TASK:
Take each line containing the word "Ajouter" and copy it.

^^^^^^^^^^^^^^^^

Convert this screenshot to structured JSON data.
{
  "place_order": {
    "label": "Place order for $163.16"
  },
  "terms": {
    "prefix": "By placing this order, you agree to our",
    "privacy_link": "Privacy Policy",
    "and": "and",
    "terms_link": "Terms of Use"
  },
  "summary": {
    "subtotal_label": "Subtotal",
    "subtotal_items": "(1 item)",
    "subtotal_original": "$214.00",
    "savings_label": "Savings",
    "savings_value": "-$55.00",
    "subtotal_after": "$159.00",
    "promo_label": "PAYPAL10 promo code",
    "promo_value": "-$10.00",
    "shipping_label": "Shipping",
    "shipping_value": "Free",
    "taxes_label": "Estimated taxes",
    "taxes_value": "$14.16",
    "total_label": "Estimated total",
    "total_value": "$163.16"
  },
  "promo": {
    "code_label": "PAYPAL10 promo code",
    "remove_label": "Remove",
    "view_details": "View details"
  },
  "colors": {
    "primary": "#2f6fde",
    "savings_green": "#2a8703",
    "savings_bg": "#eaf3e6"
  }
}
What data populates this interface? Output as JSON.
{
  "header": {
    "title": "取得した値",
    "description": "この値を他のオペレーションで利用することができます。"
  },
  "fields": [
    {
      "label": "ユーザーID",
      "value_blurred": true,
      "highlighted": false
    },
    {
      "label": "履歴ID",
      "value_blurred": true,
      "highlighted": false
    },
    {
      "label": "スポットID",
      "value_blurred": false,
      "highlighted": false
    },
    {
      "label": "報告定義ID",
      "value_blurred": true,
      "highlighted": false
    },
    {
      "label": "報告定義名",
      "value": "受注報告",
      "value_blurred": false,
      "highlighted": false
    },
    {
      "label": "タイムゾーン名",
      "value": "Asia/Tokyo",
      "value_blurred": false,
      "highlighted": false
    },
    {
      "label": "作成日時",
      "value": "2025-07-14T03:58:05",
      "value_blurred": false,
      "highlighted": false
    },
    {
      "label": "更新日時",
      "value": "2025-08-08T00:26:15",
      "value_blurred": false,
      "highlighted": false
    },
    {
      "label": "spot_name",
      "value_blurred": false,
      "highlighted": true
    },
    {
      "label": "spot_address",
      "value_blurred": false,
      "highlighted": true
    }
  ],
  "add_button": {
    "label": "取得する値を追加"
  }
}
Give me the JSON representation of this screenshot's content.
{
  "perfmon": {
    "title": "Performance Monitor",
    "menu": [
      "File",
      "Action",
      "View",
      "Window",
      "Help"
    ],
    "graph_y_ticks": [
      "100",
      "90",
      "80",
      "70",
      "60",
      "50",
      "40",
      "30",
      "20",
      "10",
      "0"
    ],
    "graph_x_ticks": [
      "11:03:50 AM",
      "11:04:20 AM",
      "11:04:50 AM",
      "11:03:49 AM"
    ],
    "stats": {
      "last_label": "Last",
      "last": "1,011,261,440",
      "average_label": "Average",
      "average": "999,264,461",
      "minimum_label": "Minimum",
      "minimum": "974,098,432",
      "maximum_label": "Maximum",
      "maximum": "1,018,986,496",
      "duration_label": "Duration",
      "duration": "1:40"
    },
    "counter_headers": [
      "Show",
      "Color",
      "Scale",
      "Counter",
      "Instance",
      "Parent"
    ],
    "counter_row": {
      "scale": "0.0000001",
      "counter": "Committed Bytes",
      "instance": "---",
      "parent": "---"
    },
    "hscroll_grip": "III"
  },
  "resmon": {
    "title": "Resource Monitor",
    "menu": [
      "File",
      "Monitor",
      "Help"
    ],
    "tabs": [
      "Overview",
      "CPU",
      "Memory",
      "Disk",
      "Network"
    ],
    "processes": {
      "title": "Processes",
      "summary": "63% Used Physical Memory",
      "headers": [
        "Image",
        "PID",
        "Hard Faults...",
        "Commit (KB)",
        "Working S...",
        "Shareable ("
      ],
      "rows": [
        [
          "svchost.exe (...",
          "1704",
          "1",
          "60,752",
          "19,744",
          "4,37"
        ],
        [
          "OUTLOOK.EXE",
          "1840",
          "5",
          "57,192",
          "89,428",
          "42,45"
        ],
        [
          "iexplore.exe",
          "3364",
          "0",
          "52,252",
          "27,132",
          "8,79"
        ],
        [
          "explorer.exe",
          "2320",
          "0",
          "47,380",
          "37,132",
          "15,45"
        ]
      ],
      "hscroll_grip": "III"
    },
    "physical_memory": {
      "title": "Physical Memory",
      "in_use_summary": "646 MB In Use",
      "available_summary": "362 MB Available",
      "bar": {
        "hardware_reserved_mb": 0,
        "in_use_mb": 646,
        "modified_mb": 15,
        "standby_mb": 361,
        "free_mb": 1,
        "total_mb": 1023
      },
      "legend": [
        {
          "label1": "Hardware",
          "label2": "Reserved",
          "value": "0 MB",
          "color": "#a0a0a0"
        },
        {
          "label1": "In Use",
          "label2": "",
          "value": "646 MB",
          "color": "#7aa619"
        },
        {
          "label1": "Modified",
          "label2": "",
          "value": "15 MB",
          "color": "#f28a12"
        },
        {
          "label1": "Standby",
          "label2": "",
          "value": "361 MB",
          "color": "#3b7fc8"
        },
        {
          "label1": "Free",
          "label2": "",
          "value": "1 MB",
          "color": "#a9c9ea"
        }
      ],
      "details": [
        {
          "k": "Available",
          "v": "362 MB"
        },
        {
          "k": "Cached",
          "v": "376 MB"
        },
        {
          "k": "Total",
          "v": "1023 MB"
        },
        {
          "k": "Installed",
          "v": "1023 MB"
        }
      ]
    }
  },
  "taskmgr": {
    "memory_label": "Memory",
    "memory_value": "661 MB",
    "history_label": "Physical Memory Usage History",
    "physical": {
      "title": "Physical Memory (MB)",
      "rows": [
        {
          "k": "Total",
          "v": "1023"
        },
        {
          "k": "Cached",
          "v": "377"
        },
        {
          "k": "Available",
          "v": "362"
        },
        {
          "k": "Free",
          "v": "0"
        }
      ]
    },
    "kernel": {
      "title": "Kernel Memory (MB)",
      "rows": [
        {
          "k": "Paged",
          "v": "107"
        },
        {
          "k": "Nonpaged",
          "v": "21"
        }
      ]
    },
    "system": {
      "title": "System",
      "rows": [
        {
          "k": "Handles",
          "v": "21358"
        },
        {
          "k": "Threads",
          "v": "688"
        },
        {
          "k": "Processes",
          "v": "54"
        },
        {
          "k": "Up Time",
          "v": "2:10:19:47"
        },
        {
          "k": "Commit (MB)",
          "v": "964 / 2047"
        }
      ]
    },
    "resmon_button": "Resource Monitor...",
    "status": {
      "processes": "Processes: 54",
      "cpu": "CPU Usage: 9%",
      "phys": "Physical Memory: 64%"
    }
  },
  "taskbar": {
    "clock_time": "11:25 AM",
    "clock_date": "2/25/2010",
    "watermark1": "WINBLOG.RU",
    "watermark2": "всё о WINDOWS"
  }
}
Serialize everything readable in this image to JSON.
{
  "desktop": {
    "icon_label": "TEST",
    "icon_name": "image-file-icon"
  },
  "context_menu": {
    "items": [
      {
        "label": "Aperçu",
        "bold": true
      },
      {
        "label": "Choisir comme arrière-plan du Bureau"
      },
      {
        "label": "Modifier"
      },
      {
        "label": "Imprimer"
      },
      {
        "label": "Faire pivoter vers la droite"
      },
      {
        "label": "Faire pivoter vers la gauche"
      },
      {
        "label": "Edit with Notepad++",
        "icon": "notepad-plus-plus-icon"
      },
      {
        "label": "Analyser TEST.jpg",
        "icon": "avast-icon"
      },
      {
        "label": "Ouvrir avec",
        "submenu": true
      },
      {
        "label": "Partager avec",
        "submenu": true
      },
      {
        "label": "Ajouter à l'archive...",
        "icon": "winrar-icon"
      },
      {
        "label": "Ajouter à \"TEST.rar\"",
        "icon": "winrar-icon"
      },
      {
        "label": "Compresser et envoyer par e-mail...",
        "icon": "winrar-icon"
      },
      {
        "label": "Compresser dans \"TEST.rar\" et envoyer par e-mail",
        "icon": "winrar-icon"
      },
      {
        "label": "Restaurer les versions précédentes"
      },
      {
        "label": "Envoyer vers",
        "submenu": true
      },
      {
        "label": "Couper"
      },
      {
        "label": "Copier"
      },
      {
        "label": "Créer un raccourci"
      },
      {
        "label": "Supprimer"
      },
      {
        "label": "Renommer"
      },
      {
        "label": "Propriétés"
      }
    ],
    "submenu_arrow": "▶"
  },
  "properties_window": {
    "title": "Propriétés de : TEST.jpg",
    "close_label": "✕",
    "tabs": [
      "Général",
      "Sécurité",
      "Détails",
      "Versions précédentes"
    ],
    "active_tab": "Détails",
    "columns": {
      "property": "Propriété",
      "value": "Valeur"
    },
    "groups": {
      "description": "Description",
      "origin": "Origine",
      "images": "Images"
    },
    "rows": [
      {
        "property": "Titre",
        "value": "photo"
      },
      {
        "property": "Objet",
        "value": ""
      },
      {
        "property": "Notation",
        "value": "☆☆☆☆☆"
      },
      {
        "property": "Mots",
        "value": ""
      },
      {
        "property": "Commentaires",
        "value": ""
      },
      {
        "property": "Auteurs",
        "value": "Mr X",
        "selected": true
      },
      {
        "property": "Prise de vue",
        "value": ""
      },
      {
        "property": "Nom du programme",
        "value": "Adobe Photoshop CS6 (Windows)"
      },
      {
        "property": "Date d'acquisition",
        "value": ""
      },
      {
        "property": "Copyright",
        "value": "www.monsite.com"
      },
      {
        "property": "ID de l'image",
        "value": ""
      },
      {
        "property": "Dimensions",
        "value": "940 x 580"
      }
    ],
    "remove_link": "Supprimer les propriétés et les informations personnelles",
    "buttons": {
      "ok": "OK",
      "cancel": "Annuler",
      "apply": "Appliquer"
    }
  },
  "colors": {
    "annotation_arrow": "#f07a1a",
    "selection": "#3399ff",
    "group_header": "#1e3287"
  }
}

^^^^^^^^^^^^^^^^

RESULT OF THE EXERCISE:
        "label": "Ajouter à l'archive...",
        "label": "Ajouter à \"TEST.rar\"",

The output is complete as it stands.